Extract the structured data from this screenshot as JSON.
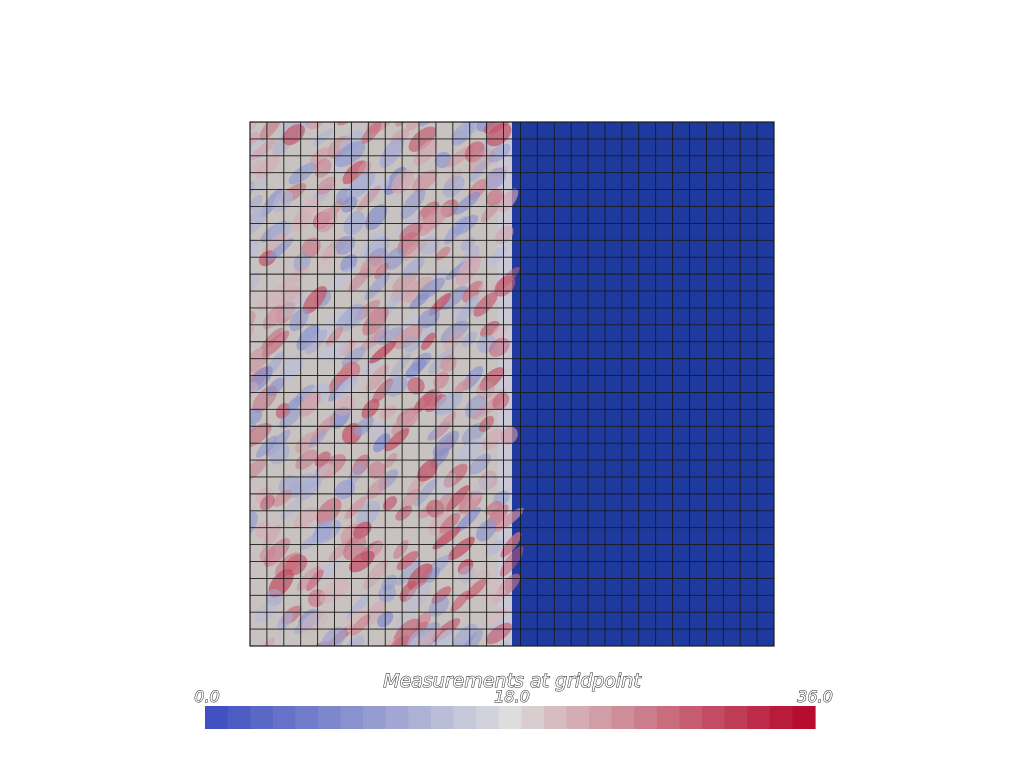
{
  "chart_data": {
    "type": "heatmap",
    "title": "",
    "grid": {
      "rows": 31,
      "cols": 31,
      "boundary_column": 15.5,
      "right_region_value": 0.0,
      "left_region_baseline_value": 18.0,
      "left_region_variation_range": [
        8.0,
        30.0
      ]
    },
    "grid_lines": true,
    "scalar_bar": {
      "title": "Measurements at gridpoint",
      "min": 0.0,
      "mid": 18.0,
      "max": 36.0,
      "tick_labels": [
        "0.0",
        "18.0",
        "36.0"
      ],
      "num_colors": 27,
      "colormap": "coolwarm"
    },
    "colors": {
      "low": "#3b4cc0",
      "mid": "#dddddd",
      "high": "#b40426",
      "grid_line": "#1a1a1a",
      "right_fill": "#1f3a9e"
    }
  }
}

#### GOAL
Reproduce the records above exactly, leaving out every picture they contain.

#### TASK OUTPUT
Extract the structured data from this screenshot as JSON.
{
  "chart_data": {
    "type": "heatmap",
    "title": "",
    "grid": {
      "rows": 31,
      "cols": 31,
      "boundary_column": 15.5,
      "right_region_value": 0.0,
      "left_region_baseline_value": 18.0,
      "left_region_variation_range": [
        8.0,
        30.0
      ]
    },
    "grid_lines": true,
    "scalar_bar": {
      "title": "Measurements at gridpoint",
      "min": 0.0,
      "mid": 18.0,
      "max": 36.0,
      "tick_labels": [
        "0.0",
        "18.0",
        "36.0"
      ],
      "num_colors": 27,
      "colormap": "coolwarm"
    },
    "colors": {
      "low": "#3b4cc0",
      "mid": "#dddddd",
      "high": "#b40426",
      "grid_line": "#1a1a1a",
      "right_fill": "#1f3a9e"
    }
  }
}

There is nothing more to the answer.